Exercise directions:
Repeat the records below exactly, leaving out any pictures.

Records provided:
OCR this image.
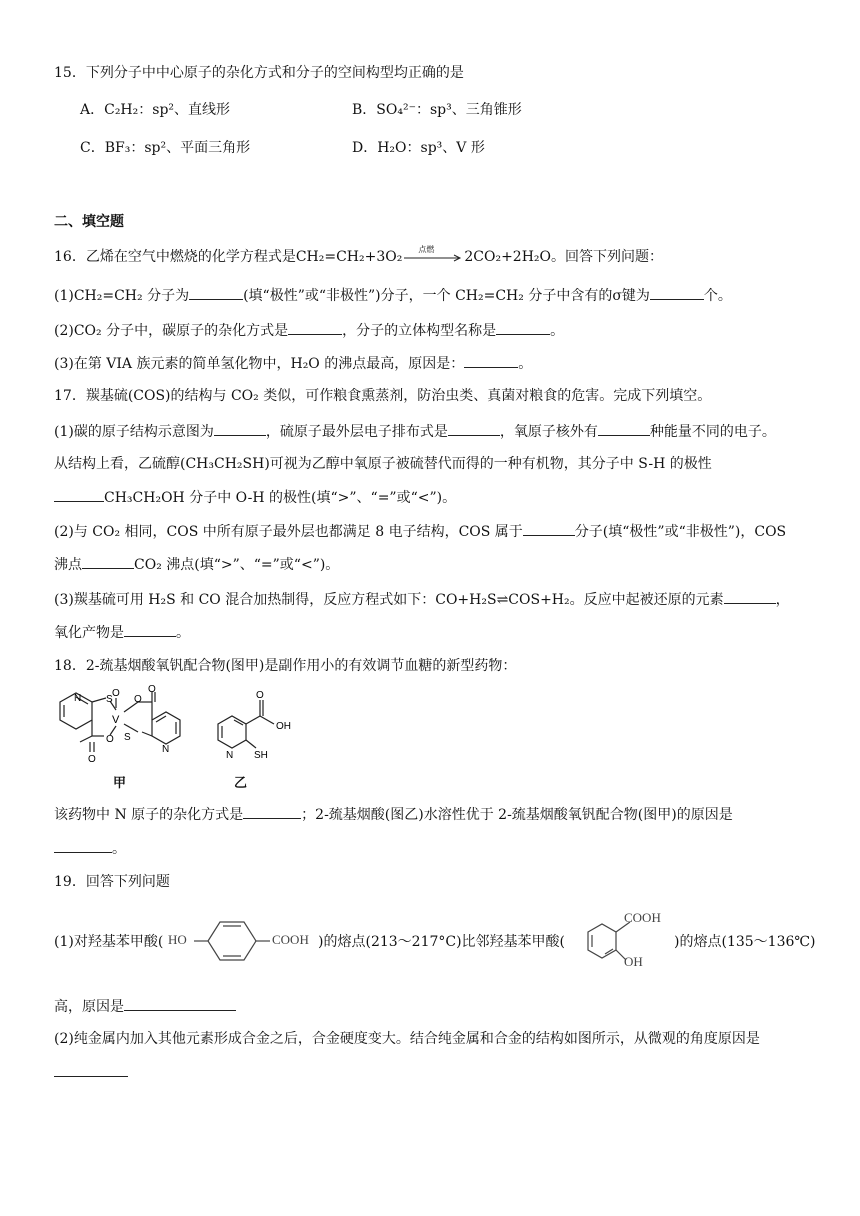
15．下列分子中中心原子的杂化方式和分子的空间构型均正确的是
A．C₂H₂：sp²、直线形	B．SO₄²⁻：sp³、三角锥形
C．BF₃：sp²、平面三角形	D．H₂O：sp³、V 形
二、填空题
16．乙烯在空气中燃烧的化学方程式是CH₂=CH₂+3O₂ 点燃 2CO₂+2H₂O。回答下列问题：
(1)CH₂=CH₂ 分子为	(填“极性”或“非极性”)分子，一个 CH₂=CH₂ 分子中含有的σ键为	个。
(2)CO₂ 分子中，碳原子的杂化方式是	，分子的立体构型名称是	。
(3)在第 VIA 族元素的简单氢化物中，H₂O 的沸点最高，原因是：	。
17．羰基硫(COS)的结构与 CO₂ 类似，可作粮食熏蒸剂，防治虫类、真菌对粮食的危害。完成下列填空。
(1)碳的原子结构示意图为	，硫原子最外层电子排布式是	，氧原子核外有	种能量不同的电子。
从结构上看，乙硫醇(CH₃CH₂SH)可视为乙醇中氧原子被硫替代而得的一种有机物，其分子中 S-H 的极性
CH₃CH₂OH 分子中 O-H 的极性(填“>”、“=”或“<”)。
(2)与 CO₂ 相同，COS 中所有原子最外层也都满足 8 电子结构，COS 属于	分子(填“极性”或“非极性”)，COS
沸点	CO₂ 沸点(填“>”、“=”或“<”)。
(3)羰基硫可用 H₂S 和 CO 混合加热制得，反应方程式如下：CO+H₂S⇌COS+H₂。反应中起被还原的元素	，
氧化产物是	。
18．2-巯基烟酸氧钒配合物(图甲)是副作用小的有效调节血糖的新型药物：
N S
O
V
O
O
S
O
O
N
甲
O
OH
N SH
乙
该药物中 N 原子的杂化方式是	；2-巯基烟酸(图乙)水溶性优于 2-巯基烟酸氧钒配合物(图甲)的原因是
。
19．回答下列问题
(1)对羟基苯甲酸( HO	COOH )的熔点(213～217°C)比邻羟基苯甲酸(
COOH
OH
)的熔点(135～136℃)
高，原因是
(2)纯金属内加入其他元素形成合金之后，合金硬度变大。结合纯金属和合金的结构如图所示，从微观的角度原因是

The solution:
OCR this image.
15．下列分子中中心原子的杂化方式和分子的空间构型均正确的是
A．C₂H₂：sp²、直线形	B．SO₄²⁻：sp³、三角锥形
C．BF₃：sp²、平面三角形	D．H₂O：sp³、V 形
二、填空题
16．乙烯在空气中燃烧的化学方程式是CH₂=CH₂+3O₂ 点燃 2CO₂+2H₂O。回答下列问题：
(1)CH₂=CH₂ 分子为	(填“极性”或“非极性”)分子，一个 CH₂=CH₂ 分子中含有的σ键为	个。
(2)CO₂ 分子中，碳原子的杂化方式是	，分子的立体构型名称是	。
(3)在第 VIA 族元素的简单氢化物中，H₂O 的沸点最高，原因是：	。
17．羰基硫(COS)的结构与 CO₂ 类似，可作粮食熏蒸剂，防治虫类、真菌对粮食的危害。完成下列填空。
(1)碳的原子结构示意图为	，硫原子最外层电子排布式是	，氧原子核外有	种能量不同的电子。
从结构上看，乙硫醇(CH₃CH₂SH)可视为乙醇中氧原子被硫替代而得的一种有机物，其分子中 S-H 的极性
CH₃CH₂OH 分子中 O-H 的极性(填“>”、“=”或“<”)。
(2)与 CO₂ 相同，COS 中所有原子最外层也都满足 8 电子结构，COS 属于	分子(填“极性”或“非极性”)，COS
沸点	CO₂ 沸点(填“>”、“=”或“<”)。
(3)羰基硫可用 H₂S 和 CO 混合加热制得，反应方程式如下：CO+H₂S⇌COS+H₂。反应中起被还原的元素	，
氧化产物是	。
18．2-巯基烟酸氧钒配合物(图甲)是副作用小的有效调节血糖的新型药物：
N S
O
V
O
O
S
O
O
N
甲
O
OH
N SH
乙
该药物中 N 原子的杂化方式是	；2-巯基烟酸(图乙)水溶性优于 2-巯基烟酸氧钒配合物(图甲)的原因是
。
19．回答下列问题
(1)对羟基苯甲酸( HO	COOH )的熔点(213～217°C)比邻羟基苯甲酸(
COOH
OH
)的熔点(135～136℃)
高，原因是
(2)纯金属内加入其他元素形成合金之后，合金硬度变大。结合纯金属和合金的结构如图所示，从微观的角度原因是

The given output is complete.